| Short problem |
Scan each line of the records for the word "into" and extract the ones that have it.
--- begin Listing ---
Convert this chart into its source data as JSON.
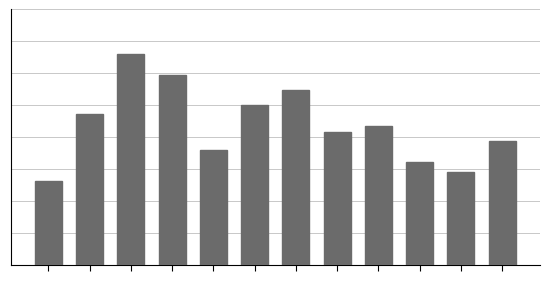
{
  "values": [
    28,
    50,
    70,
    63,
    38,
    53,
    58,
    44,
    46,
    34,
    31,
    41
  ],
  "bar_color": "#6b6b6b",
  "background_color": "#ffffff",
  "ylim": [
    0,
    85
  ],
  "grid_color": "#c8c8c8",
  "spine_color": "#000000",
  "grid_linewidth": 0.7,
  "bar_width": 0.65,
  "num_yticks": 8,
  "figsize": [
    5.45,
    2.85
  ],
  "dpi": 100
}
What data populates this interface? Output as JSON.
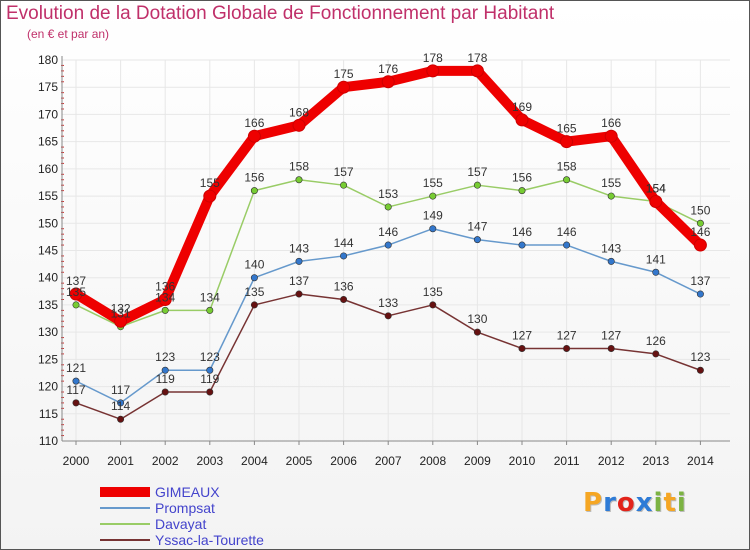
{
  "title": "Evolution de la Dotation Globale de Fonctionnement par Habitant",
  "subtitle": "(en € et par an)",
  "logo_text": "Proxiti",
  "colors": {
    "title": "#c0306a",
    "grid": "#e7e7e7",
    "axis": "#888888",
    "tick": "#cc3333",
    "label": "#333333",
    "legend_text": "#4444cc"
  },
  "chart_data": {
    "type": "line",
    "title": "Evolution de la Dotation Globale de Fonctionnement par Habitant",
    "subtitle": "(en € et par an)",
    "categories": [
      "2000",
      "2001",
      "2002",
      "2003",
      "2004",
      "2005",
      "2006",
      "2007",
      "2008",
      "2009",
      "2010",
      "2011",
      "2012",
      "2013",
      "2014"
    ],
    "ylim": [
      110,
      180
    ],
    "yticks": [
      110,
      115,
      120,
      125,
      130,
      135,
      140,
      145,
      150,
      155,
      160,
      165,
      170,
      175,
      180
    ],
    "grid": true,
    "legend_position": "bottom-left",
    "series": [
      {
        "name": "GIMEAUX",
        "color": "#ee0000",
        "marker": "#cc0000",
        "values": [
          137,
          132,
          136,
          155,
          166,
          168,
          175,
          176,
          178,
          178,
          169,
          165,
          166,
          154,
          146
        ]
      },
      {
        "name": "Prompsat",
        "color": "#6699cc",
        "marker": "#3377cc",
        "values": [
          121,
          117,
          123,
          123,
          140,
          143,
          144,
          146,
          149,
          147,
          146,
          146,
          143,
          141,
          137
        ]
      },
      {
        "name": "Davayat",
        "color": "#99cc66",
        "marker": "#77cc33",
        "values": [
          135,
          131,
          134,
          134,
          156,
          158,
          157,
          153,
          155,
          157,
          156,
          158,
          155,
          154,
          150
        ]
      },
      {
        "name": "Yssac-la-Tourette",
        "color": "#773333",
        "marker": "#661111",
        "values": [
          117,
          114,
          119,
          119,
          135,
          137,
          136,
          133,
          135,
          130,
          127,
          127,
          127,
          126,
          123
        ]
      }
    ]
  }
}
--- end Listing ---
--- begin Listing ---
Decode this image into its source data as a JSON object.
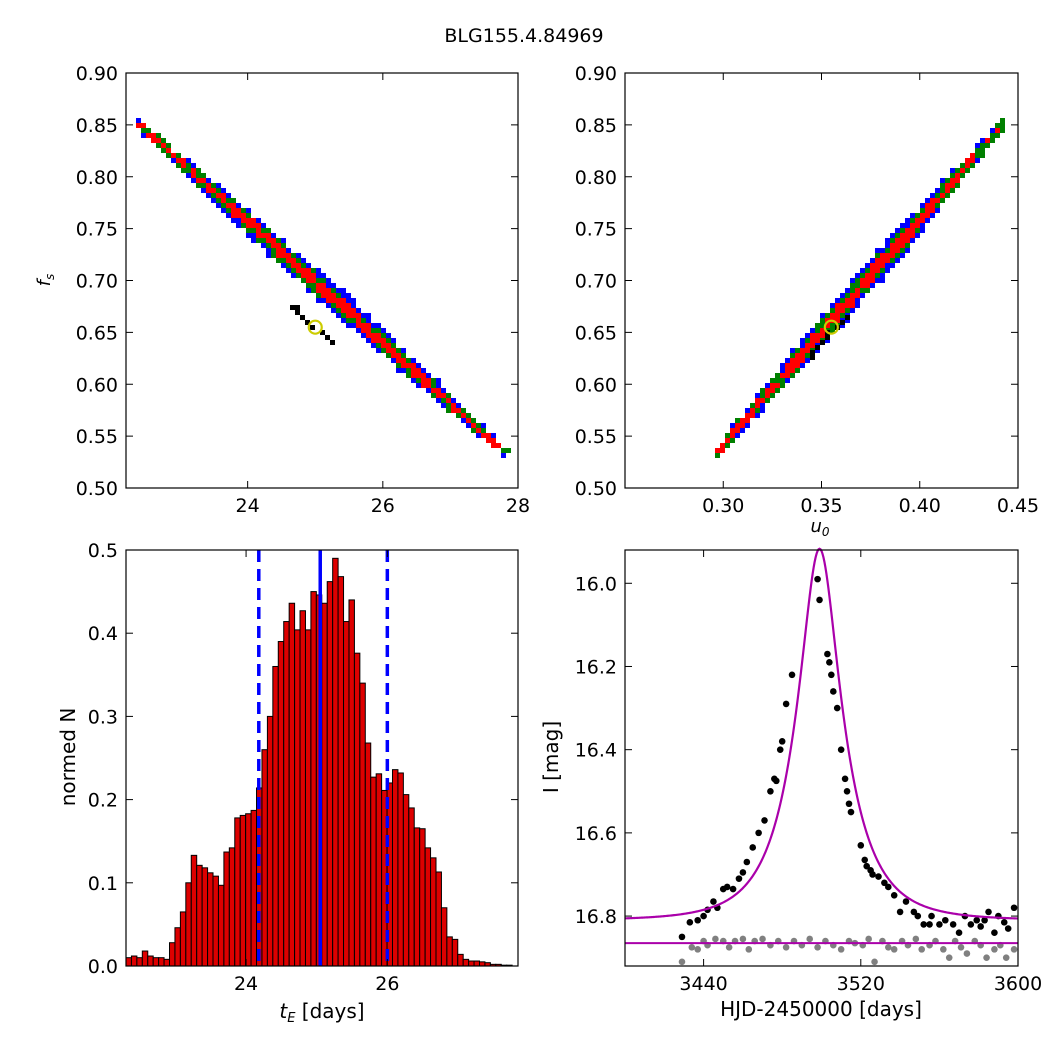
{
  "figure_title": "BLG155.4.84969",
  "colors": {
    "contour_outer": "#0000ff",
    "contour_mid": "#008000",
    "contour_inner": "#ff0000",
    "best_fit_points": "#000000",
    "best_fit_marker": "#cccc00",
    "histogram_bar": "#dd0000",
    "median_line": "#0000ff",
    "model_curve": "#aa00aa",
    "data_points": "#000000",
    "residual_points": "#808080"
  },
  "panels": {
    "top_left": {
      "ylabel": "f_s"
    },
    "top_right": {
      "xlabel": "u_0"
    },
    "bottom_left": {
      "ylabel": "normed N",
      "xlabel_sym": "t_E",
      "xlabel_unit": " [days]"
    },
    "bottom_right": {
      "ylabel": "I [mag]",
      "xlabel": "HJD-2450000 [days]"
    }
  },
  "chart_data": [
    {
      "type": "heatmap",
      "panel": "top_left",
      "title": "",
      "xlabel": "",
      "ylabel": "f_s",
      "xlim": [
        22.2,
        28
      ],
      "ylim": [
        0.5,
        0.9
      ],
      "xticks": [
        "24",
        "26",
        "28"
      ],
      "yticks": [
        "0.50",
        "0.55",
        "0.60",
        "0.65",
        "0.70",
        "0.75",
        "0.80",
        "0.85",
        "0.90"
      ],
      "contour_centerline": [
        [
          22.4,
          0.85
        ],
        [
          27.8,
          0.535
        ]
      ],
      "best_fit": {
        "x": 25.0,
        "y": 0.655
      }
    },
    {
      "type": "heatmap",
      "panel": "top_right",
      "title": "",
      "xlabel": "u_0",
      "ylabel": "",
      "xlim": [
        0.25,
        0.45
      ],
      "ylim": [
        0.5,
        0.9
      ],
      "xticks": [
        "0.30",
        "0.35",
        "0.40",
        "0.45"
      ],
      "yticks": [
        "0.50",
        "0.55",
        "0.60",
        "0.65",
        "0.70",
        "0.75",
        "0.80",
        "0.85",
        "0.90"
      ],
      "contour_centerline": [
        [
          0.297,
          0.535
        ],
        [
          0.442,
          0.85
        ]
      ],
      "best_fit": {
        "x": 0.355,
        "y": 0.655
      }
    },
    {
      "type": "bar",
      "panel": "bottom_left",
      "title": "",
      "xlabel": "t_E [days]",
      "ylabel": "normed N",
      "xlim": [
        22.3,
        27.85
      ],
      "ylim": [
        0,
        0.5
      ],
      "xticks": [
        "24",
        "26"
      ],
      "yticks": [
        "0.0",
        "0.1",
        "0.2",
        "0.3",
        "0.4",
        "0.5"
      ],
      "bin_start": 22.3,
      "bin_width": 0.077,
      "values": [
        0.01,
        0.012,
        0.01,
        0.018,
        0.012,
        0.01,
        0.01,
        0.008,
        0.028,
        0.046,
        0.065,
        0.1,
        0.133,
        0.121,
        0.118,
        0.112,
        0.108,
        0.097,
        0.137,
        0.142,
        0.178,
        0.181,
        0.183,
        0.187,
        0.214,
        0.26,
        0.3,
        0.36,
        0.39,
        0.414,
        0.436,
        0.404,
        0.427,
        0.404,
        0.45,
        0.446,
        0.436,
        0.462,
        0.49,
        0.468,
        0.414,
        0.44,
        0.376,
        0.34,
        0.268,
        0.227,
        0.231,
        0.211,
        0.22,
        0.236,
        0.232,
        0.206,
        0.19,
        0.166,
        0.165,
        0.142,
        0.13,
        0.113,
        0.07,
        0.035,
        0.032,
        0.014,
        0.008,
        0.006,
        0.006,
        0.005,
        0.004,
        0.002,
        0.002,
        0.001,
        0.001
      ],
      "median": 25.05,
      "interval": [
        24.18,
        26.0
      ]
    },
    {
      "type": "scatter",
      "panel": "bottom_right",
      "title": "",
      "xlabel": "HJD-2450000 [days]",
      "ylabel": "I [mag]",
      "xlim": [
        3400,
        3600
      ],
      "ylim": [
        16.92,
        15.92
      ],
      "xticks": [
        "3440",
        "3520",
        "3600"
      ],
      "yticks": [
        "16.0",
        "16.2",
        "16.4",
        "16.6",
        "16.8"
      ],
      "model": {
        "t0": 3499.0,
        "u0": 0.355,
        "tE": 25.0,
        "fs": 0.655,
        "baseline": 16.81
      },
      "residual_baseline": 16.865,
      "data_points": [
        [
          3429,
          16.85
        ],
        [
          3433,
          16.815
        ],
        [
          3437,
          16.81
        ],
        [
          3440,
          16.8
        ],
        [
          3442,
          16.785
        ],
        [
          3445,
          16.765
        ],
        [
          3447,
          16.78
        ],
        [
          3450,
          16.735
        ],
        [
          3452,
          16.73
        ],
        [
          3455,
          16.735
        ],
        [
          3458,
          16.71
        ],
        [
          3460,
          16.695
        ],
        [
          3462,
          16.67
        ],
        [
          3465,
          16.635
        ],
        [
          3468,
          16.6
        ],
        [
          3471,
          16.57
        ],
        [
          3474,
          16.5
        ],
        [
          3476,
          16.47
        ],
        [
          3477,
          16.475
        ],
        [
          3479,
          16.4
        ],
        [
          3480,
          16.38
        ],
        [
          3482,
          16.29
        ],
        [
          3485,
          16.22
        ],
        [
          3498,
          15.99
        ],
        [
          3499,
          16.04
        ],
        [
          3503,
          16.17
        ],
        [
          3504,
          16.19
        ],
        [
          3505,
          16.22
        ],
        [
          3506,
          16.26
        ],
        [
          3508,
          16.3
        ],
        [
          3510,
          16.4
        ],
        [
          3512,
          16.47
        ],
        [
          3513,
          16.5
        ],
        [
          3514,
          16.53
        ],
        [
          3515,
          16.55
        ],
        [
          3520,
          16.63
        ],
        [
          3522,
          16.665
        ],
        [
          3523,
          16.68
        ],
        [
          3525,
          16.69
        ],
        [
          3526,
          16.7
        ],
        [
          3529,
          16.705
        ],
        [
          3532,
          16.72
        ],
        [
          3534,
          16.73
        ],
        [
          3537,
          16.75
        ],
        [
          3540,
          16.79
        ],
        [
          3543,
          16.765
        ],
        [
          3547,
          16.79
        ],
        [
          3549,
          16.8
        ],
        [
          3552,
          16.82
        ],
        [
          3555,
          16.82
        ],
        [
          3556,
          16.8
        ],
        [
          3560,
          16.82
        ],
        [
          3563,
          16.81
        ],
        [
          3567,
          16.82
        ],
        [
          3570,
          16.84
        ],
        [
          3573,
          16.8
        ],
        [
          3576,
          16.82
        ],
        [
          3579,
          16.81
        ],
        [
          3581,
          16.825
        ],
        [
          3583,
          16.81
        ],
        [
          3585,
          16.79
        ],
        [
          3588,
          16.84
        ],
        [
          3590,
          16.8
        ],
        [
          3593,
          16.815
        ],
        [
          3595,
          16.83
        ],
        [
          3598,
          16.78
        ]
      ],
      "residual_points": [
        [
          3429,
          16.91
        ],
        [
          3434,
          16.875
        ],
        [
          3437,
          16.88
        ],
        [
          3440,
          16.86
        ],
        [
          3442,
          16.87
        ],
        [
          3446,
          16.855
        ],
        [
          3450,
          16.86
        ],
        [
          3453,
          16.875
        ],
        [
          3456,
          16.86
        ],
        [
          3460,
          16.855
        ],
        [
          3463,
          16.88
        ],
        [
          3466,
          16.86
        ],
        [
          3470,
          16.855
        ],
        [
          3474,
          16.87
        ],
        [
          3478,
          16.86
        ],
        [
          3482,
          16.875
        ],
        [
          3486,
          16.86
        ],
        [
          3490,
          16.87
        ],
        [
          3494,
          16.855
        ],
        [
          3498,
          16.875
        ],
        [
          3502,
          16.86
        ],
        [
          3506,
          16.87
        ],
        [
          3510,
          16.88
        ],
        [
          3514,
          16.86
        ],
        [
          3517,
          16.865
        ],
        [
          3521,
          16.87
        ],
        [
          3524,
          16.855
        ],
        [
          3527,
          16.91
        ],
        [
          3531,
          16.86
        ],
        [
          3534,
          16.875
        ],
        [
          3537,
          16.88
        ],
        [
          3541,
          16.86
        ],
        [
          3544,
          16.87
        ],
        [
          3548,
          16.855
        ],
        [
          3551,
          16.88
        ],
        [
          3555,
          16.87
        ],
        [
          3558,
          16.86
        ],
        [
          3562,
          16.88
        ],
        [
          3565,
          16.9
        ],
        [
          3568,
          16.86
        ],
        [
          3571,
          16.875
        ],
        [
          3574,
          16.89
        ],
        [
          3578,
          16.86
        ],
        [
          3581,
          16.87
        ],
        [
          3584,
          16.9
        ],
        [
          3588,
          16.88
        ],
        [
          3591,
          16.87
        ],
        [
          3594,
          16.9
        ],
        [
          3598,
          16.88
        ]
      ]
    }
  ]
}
--- end Listing ---
| Worked solution |
Convert this chart into its source data as JSON.
Decode this image into its source data as a JSON object.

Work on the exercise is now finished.